== SUPPLIED MATERIAL ==
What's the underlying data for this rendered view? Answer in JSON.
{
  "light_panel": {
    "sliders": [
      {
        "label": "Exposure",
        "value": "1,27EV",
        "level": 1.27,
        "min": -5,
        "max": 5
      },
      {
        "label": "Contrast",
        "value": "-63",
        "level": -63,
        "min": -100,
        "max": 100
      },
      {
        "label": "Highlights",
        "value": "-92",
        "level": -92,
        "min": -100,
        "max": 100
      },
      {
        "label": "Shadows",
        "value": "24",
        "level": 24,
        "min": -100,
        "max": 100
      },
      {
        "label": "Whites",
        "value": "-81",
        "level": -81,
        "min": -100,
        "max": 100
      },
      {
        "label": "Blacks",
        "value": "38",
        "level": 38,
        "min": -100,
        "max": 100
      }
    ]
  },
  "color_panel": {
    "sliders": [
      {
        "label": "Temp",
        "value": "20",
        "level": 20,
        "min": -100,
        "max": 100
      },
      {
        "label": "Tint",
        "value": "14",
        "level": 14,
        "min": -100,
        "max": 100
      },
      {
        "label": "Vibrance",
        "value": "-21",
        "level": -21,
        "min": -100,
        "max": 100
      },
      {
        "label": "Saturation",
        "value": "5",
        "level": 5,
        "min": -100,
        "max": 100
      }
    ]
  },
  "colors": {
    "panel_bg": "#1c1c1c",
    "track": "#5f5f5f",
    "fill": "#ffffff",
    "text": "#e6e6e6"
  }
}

== AIM OF THE TASK ==
Point out every line holding the string "level" and copy it.

== SOLUTION TO THE PROBLEM ==
        "level": 1.27,
        "level": -63,
        "level": -92,
        "level": 24,
        "level": -81,
        "level": 38,
        "level": 20,
        "level": 14,
        "level": -21,
        "level": 5,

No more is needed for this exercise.